Data lines:
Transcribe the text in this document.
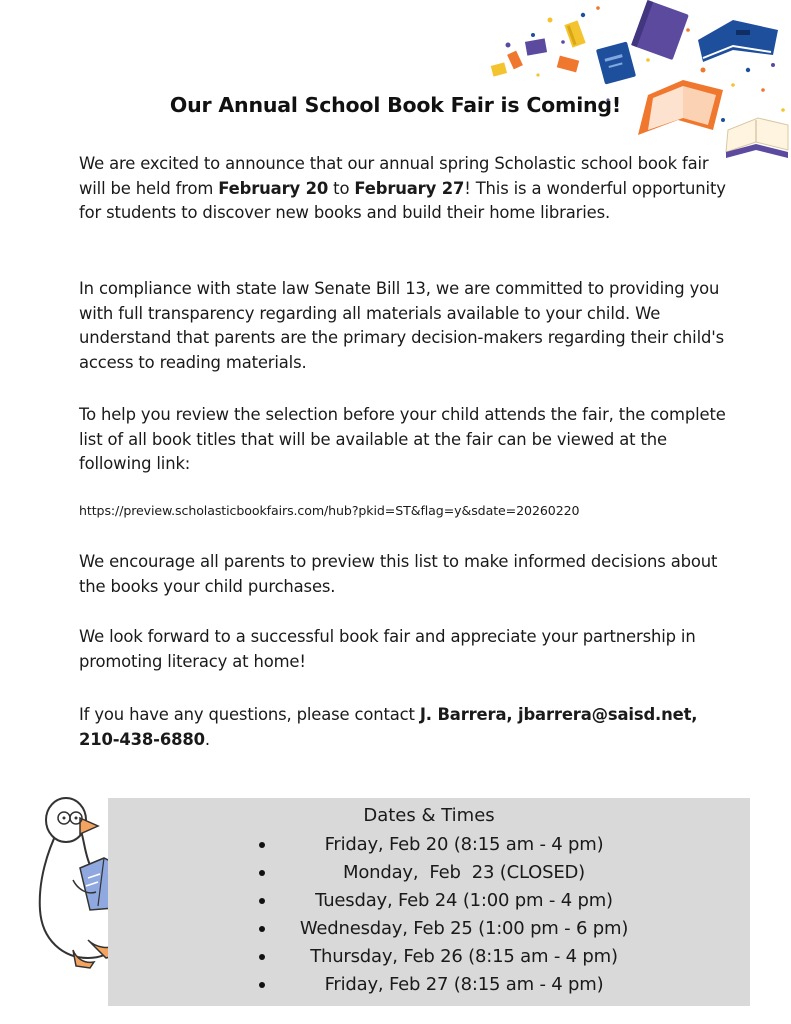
Our Annual School Book Fair is Coming!

We are excited to announce that our annual spring Scholastic school book fair will be held from February 20 to February 27! This is a wonderful opportunity for students to discover new books and build their home libraries.

In compliance with state law Senate Bill 13, we are committed to providing you with full transparency regarding all materials available to your child. We understand that parents are the primary decision-makers regarding their child's access to reading materials.

To help you review the selection before your child attends the fair, the complete list of all book titles that will be available at the fair can be viewed at the following link:

https://preview.scholasticbookfairs.com/hub?pkid=ST&flag=y&sdate=20260220

We encourage all parents to preview this list to make informed decisions about the books your child purchases.

We look forward to a successful book fair and appreciate your partnership in promoting literacy at home!

If you have any questions, please contact J. Barrera, jbarrera@saisd.net, 210-438-6880.

Dates & Times

Friday, Feb 20 (8:15 am - 4 pm)
Monday,  Feb  23 (CLOSED)
Tuesday, Feb 24 (1:00 pm - 4 pm)
Wednesday, Feb 25 (1:00 pm - 6 pm)
Thursday, Feb 26 (8:15 am - 4 pm)
Friday, Feb 27 (8:15 am - 4 pm)
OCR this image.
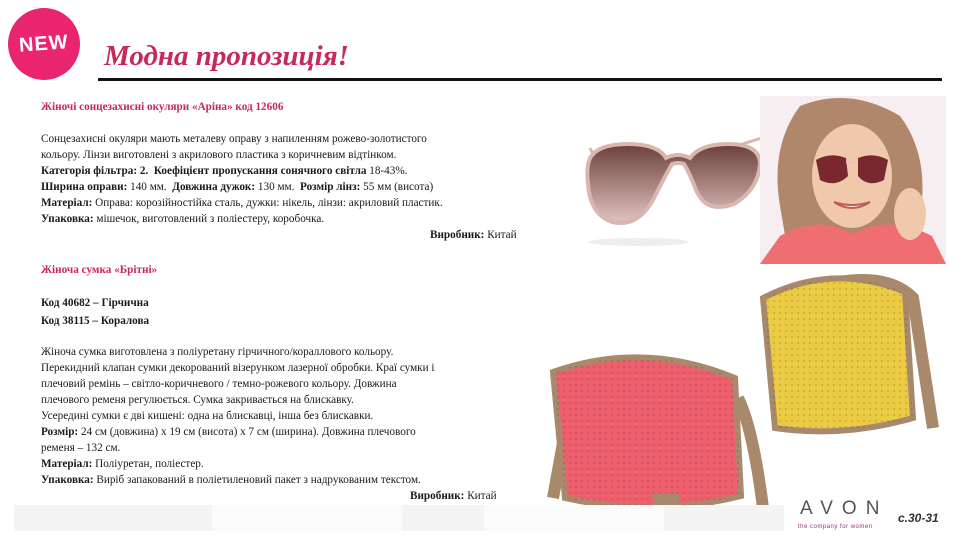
NEW Модна пропозиція!
Жіночі сонцезахисні окуляри «Аріна» код 12606
Сонцезахисні окуляри мають металеву оправу з напиленням рожево-золотистого
кольору. Лінзи виготовлені з акрилового пластика з коричневим відтінком.
Категорія фільтра: 2. Коефіцієнт пропускання сонячного світла 18-43%.
Ширина оправи: 140 мм. Довжина дужок: 130 мм. Розмір лінз: 55 мм (висота)
Матеріал: Оправа: корозійностійка сталь, дужки: нікель, лінзи: акриловий пластик.
Упаковка: мішечок, виготовлений з поліестеру, коробочка.
Виробник: Китай
Жіноча сумка «Брітні»
Код 40682 – Гірчична
Код 38115 – Коралова
Жіноча сумка виготовлена з поліуретану гірчичного/кораллового кольору.
Перекидний клапан сумки декорований візерунком лазерної обробки. Краї сумки і
плечовий ремінь – світло-коричневого / темно-рожевого кольору. Довжина
плечового ременя регулюється. Сумка закривається на блискавку.
Усередині сумки є дві кишені: одна на блискавці, інша без блискавки.
Розмір: 24 см (довжина) х 19 см (висота) х 7 см (ширина). Довжина плечового
ременя – 132 см.
Матеріал: Поліуретан, поліестер.
Упаковка: Виріб запакований в поліетиленовий пакет з надрукованим текстом.
Виробник: Китай
AVON
the company for women
с.30-31
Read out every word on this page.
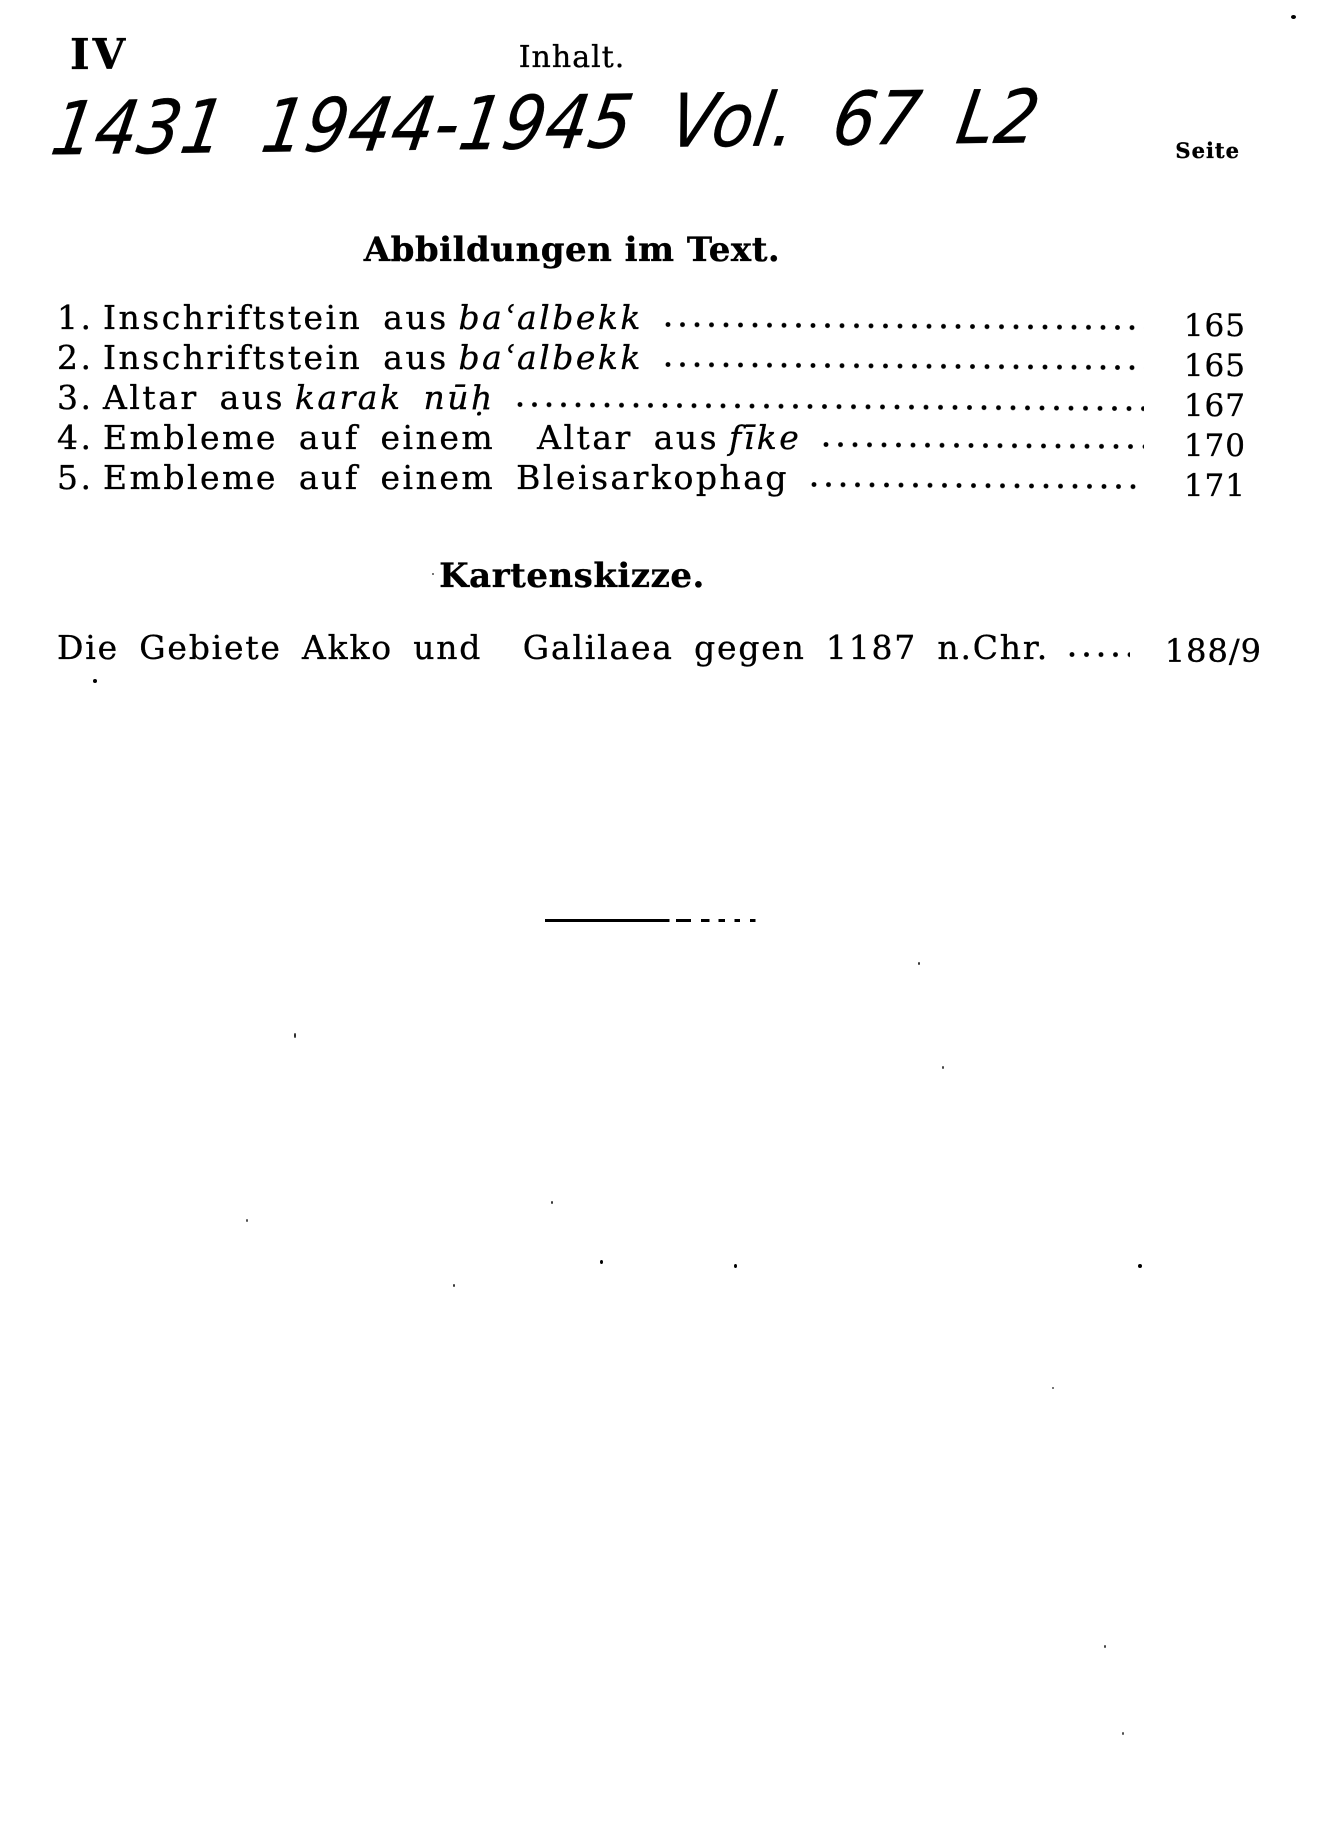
IV	Inhalt.
1431 1944-1945 Vol. 67 L2	Seite
Abbildungen im Text.
1. Inschriftstein aus baʿalbekk	165
2. Inschriftstein aus baʿalbekk	165
3. Altar aus karak nūḥ	167
4. Embleme auf einem  Altar aus fīke	170
5. Embleme auf einem Bleisarkophag	171
Kartenskizze.
Die Gebiete Akko und  Galilaea gegen 1187 n.Chr.	188/9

Given request: Reproduce exactly and only the lines from the one with "Read out every word on this page." through the last entry, both included, excluding every picture.

Answer to the task:
Read out every word on this page.
IV	Inhalt.
1431 1944-1945 Vol. 67 L2	Seite
Abbildungen im Text.
1. Inschriftstein aus baʿalbekk	165
2. Inschriftstein aus baʿalbekk	165
3. Altar aus karak nūḥ	167
4. Embleme auf einem  Altar aus fīke	170
5. Embleme auf einem Bleisarkophag	171
Kartenskizze.
Die Gebiete Akko und  Galilaea gegen 1187 n.Chr.	188/9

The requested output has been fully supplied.